● Brief
Give all the lines below again, exactly, with no pictures.

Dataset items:
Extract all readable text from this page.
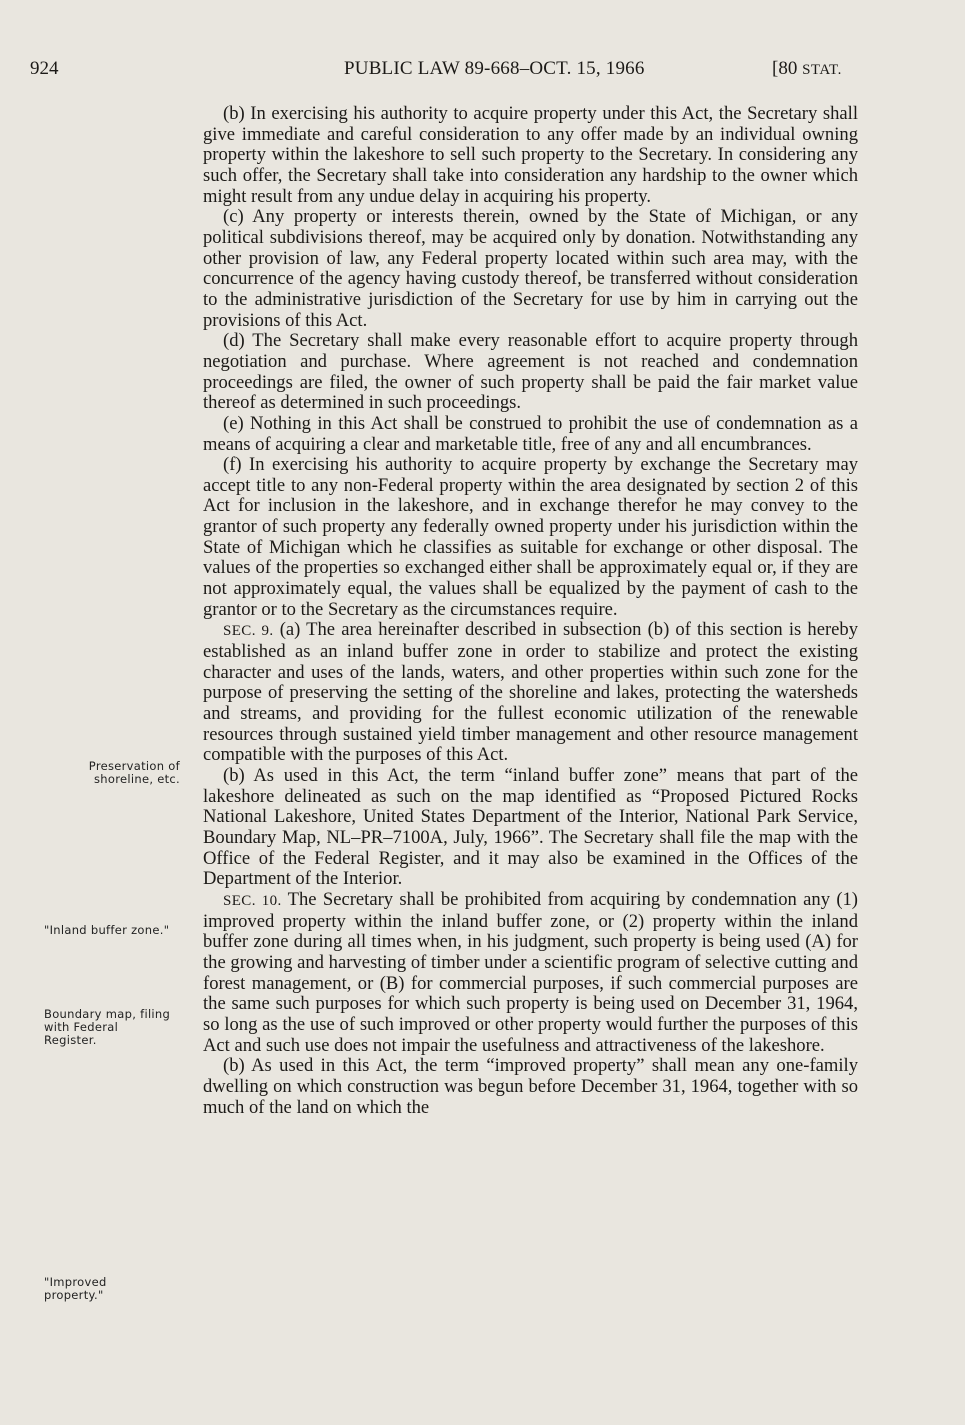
924	PUBLIC LAW 89-668–OCT. 15, 1966	[80 STAT.

(b) In exercising his authority to acquire property under this Act, the Secretary shall give immediate and careful consideration to any offer made by an individual owning property within the lakeshore to sell such property to the Secretary. In considering any such offer, the Secretary shall take into consideration any hardship to the owner which might result from any undue delay in acquiring his property.

(c) Any property or interests therein, owned by the State of Michigan, or any political subdivisions thereof, may be acquired only by donation. Notwithstanding any other provision of law, any Federal property located within such area may, with the concurrence of the agency having custody thereof, be transferred without consideration to the administrative jurisdiction of the Secretary for use by him in carrying out the provisions of this Act.

(d) The Secretary shall make every reasonable effort to acquire property through negotiation and purchase. Where agreement is not reached and condemnation proceedings are filed, the owner of such property shall be paid the fair market value thereof as determined in such proceedings.

(e) Nothing in this Act shall be construed to prohibit the use of condemnation as a means of acquiring a clear and marketable title, free of any and all encumbrances.

(f) In exercising his authority to acquire property by exchange the Secretary may accept title to any non-Federal property within the area designated by section 2 of this Act for inclusion in the lakeshore, and in exchange therefor he may convey to the grantor of such property any federally owned property under his jurisdiction within the State of Michigan which he classifies as suitable for exchange or other disposal. The values of the properties so exchanged either shall be approximately equal or, if they are not approximately equal, the values shall be equalized by the payment of cash to the grantor or to the Secretary as the circumstances require.

SEC. 9. (a) The area hereinafter described in subsection (b) of this section is hereby established as an inland buffer zone in order to stabilize and protect the existing character and uses of the lands, waters, and other properties within such zone for the purpose of preserving the setting of the shoreline and lakes, protecting the watersheds and streams, and providing for the fullest economic utilization of the renewable resources through sustained yield timber management and other resource management compatible with the purposes of this Act.

(b) As used in this Act, the term “inland buffer zone” means that part of the lakeshore delineated as such on the map identified as “Proposed Pictured Rocks National Lakeshore, United States Department of the Interior, National Park Service, Boundary Map, NL–PR–7100A, July, 1966”. The Secretary shall file the map with the Office of the Federal Register, and it may also be examined in the Offices of the Department of the Interior.

SEC. 10. The Secretary shall be prohibited from acquiring by condemnation any (1) improved property within the inland buffer zone, or (2) property within the inland buffer zone during all times when, in his judgment, such property is being used (A) for the growing and harvesting of timber under a scientific program of selective cutting and forest management, or (B) for commercial purposes, if such commercial purposes are the same such purposes for which such property is being used on December 31, 1964, so long as the use of such improved or other property would further the purposes of this Act and such use does not impair the usefulness and attractiveness of the lakeshore.

(b) As used in this Act, the term “improved property” shall mean any one-family dwelling on which construction was begun before December 31, 1964, together with so much of the land on which the

Preservation of shoreline, etc.
"Inland buffer zone."
Boundary map, filing with Federal Register.
"Improved property."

● Expected output
Extract all readable text from this page.
924	PUBLIC LAW 89-668–OCT. 15, 1966	[80 STAT.

(b) In exercising his authority to acquire property under this Act, the Secretary shall give immediate and careful consideration to any offer made by an individual owning property within the lakeshore to sell such property to the Secretary. In considering any such offer, the Secretary shall take into consideration any hardship to the owner which might result from any undue delay in acquiring his property.

(c) Any property or interests therein, owned by the State of Michigan, or any political subdivisions thereof, may be acquired only by donation. Notwithstanding any other provision of law, any Federal property located within such area may, with the concurrence of the agency having custody thereof, be transferred without consideration to the administrative jurisdiction of the Secretary for use by him in carrying out the provisions of this Act.

(d) The Secretary shall make every reasonable effort to acquire property through negotiation and purchase. Where agreement is not reached and condemnation proceedings are filed, the owner of such property shall be paid the fair market value thereof as determined in such proceedings.

(e) Nothing in this Act shall be construed to prohibit the use of condemnation as a means of acquiring a clear and marketable title, free of any and all encumbrances.

(f) In exercising his authority to acquire property by exchange the Secretary may accept title to any non-Federal property within the area designated by section 2 of this Act for inclusion in the lakeshore, and in exchange therefor he may convey to the grantor of such property any federally owned property under his jurisdiction within the State of Michigan which he classifies as suitable for exchange or other disposal. The values of the properties so exchanged either shall be approximately equal or, if they are not approximately equal, the values shall be equalized by the payment of cash to the grantor or to the Secretary as the circumstances require.

SEC. 9. (a) The area hereinafter described in subsection (b) of this section is hereby established as an inland buffer zone in order to stabilize and protect the existing character and uses of the lands, waters, and other properties within such zone for the purpose of preserving the setting of the shoreline and lakes, protecting the watersheds and streams, and providing for the fullest economic utilization of the renewable resources through sustained yield timber management and other resource management compatible with the purposes of this Act.

(b) As used in this Act, the term “inland buffer zone” means that part of the lakeshore delineated as such on the map identified as “Proposed Pictured Rocks National Lakeshore, United States Department of the Interior, National Park Service, Boundary Map, NL–PR–7100A, July, 1966”. The Secretary shall file the map with the Office of the Federal Register, and it may also be examined in the Offices of the Department of the Interior.

SEC. 10. The Secretary shall be prohibited from acquiring by condemnation any (1) improved property within the inland buffer zone, or (2) property within the inland buffer zone during all times when, in his judgment, such property is being used (A) for the growing and harvesting of timber under a scientific program of selective cutting and forest management, or (B) for commercial purposes, if such commercial purposes are the same such purposes for which such property is being used on December 31, 1964, so long as the use of such improved or other property would further the purposes of this Act and such use does not impair the usefulness and attractiveness of the lakeshore.

(b) As used in this Act, the term “improved property” shall mean any one-family dwelling on which construction was begun before December 31, 1964, together with so much of the land on which the

Preservation of shoreline, etc.
"Inland buffer zone."
Boundary map, filing with Federal Register.
"Improved property."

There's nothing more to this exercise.